+++ Excerpted data +++

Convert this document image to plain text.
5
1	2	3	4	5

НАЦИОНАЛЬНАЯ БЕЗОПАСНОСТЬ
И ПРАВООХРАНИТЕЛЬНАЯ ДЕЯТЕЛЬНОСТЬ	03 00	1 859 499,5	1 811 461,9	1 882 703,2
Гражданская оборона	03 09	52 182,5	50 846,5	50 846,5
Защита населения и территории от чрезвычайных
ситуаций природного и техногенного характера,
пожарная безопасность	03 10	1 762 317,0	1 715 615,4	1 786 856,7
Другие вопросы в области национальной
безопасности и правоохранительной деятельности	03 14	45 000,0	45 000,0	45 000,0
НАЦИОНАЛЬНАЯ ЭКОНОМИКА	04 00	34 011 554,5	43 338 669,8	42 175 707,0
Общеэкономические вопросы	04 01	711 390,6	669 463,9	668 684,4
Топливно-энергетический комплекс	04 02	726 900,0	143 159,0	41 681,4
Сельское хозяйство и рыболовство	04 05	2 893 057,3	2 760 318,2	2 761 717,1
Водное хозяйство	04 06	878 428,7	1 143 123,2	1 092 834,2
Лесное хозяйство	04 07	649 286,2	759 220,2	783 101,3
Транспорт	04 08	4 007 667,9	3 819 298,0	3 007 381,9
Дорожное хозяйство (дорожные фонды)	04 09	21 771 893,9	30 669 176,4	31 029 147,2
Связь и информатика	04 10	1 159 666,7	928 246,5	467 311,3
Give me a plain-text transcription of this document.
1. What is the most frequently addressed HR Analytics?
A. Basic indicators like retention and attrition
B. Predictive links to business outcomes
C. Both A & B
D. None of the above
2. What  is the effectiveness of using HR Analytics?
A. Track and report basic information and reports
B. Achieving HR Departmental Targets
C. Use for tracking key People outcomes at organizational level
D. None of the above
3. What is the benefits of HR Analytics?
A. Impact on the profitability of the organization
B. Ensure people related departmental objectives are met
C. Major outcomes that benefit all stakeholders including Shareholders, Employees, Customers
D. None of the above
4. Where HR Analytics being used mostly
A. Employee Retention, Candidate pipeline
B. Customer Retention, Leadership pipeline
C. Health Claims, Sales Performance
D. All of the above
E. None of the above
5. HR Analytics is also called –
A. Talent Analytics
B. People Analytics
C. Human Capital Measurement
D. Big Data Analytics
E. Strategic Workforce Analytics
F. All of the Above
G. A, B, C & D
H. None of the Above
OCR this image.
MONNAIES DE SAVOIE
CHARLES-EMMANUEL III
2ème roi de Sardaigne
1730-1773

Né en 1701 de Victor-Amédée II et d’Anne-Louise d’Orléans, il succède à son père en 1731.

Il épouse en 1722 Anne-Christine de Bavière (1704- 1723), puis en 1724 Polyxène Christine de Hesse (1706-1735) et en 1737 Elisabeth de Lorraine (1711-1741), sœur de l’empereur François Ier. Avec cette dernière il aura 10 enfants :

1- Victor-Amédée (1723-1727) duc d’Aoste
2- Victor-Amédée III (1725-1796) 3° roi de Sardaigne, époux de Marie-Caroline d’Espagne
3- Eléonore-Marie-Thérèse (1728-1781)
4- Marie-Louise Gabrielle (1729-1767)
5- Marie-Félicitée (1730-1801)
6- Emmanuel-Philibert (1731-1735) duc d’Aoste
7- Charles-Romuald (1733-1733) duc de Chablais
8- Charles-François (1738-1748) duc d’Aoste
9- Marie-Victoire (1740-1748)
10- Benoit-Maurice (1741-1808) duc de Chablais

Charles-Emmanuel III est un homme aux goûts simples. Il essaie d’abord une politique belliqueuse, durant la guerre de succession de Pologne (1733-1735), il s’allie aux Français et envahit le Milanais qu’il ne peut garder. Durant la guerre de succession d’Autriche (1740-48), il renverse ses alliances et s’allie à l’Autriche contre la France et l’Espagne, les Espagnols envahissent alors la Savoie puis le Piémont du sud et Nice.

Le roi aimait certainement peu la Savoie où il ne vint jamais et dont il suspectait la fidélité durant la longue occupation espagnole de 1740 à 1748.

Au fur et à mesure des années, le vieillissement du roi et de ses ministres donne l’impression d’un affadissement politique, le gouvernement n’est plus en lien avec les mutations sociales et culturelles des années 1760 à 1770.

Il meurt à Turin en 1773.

+++

Set down every record above exactly as given.

Correct output:
Convert this document image to plain text.
5
1	2	3	4	5

НАЦИОНАЛЬНАЯ БЕЗОПАСНОСТЬ
И ПРАВООХРАНИТЕЛЬНАЯ ДЕЯТЕЛЬНОСТЬ	03 00	1 859 499,5	1 811 461,9	1 882 703,2
Гражданская оборона	03 09	52 182,5	50 846,5	50 846,5
Защита населения и территории от чрезвычайных
ситуаций природного и техногенного характера,
пожарная безопасность	03 10	1 762 317,0	1 715 615,4	1 786 856,7
Другие вопросы в области национальной
безопасности и правоохранительной деятельности	03 14	45 000,0	45 000,0	45 000,0
НАЦИОНАЛЬНАЯ ЭКОНОМИКА	04 00	34 011 554,5	43 338 669,8	42 175 707,0
Общеэкономические вопросы	04 01	711 390,6	669 463,9	668 684,4
Топливно-энергетический комплекс	04 02	726 900,0	143 159,0	41 681,4
Сельское хозяйство и рыболовство	04 05	2 893 057,3	2 760 318,2	2 761 717,1
Водное хозяйство	04 06	878 428,7	1 143 123,2	1 092 834,2
Лесное хозяйство	04 07	649 286,2	759 220,2	783 101,3
Транспорт	04 08	4 007 667,9	3 819 298,0	3 007 381,9
Дорожное хозяйство (дорожные фонды)	04 09	21 771 893,9	30 669 176,4	31 029 147,2
Связь и информатика	04 10	1 159 666,7	928 246,5	467 311,3
Give me a plain-text transcription of this document.
1. What is the most frequently addressed HR Analytics?
A. Basic indicators like retention and attrition
B. Predictive links to business outcomes
C. Both A & B
D. None of the above
2. What  is the effectiveness of using HR Analytics?
A. Track and report basic information and reports
B. Achieving HR Departmental Targets
C. Use for tracking key People outcomes at organizational level
D. None of the above
3. What is the benefits of HR Analytics?
A. Impact on the profitability of the organization
B. Ensure people related departmental objectives are met
C. Major outcomes that benefit all stakeholders including Shareholders, Employees, Customers
D. None of the above
4. Where HR Analytics being used mostly
A. Employee Retention, Candidate pipeline
B. Customer Retention, Leadership pipeline
C. Health Claims, Sales Performance
D. All of the above
E. None of the above
5. HR Analytics is also called –
A. Talent Analytics
B. People Analytics
C. Human Capital Measurement
D. Big Data Analytics
E. Strategic Workforce Analytics
F. All of the Above
G. A, B, C & D
H. None of the Above
OCR this image.
MONNAIES DE SAVOIE
CHARLES-EMMANUEL III
2ème roi de Sardaigne
1730-1773

Né en 1701 de Victor-Amédée II et d’Anne-Louise d’Orléans, il succède à son père en 1731.

Il épouse en 1722 Anne-Christine de Bavière (1704- 1723), puis en 1724 Polyxène Christine de Hesse (1706-1735) et en 1737 Elisabeth de Lorraine (1711-1741), sœur de l’empereur François Ier. Avec cette dernière il aura 10 enfants :

1- Victor-Amédée (1723-1727) duc d’Aoste
2- Victor-Amédée III (1725-1796) 3° roi de Sardaigne, époux de Marie-Caroline d’Espagne
3- Eléonore-Marie-Thérèse (1728-1781)
4- Marie-Louise Gabrielle (1729-1767)
5- Marie-Félicitée (1730-1801)
6- Emmanuel-Philibert (1731-1735) duc d’Aoste
7- Charles-Romuald (1733-1733) duc de Chablais
8- Charles-François (1738-1748) duc d’Aoste
9- Marie-Victoire (1740-1748)
10- Benoit-Maurice (1741-1808) duc de Chablais

Charles-Emmanuel III est un homme aux goûts simples. Il essaie d’abord une politique belliqueuse, durant la guerre de succession de Pologne (1733-1735), il s’allie aux Français et envahit le Milanais qu’il ne peut garder. Durant la guerre de succession d’Autriche (1740-48), il renverse ses alliances et s’allie à l’Autriche contre la France et l’Espagne, les Espagnols envahissent alors la Savoie puis le Piémont du sud et Nice.

Le roi aimait certainement peu la Savoie où il ne vint jamais et dont il suspectait la fidélité durant la longue occupation espagnole de 1740 à 1748.

Au fur et à mesure des années, le vieillissement du roi et de ses ministres donne l’impression d’un affadissement politique, le gouvernement n’est plus en lien avec les mutations sociales et culturelles des années 1760 à 1770.

Il meurt à Turin en 1773.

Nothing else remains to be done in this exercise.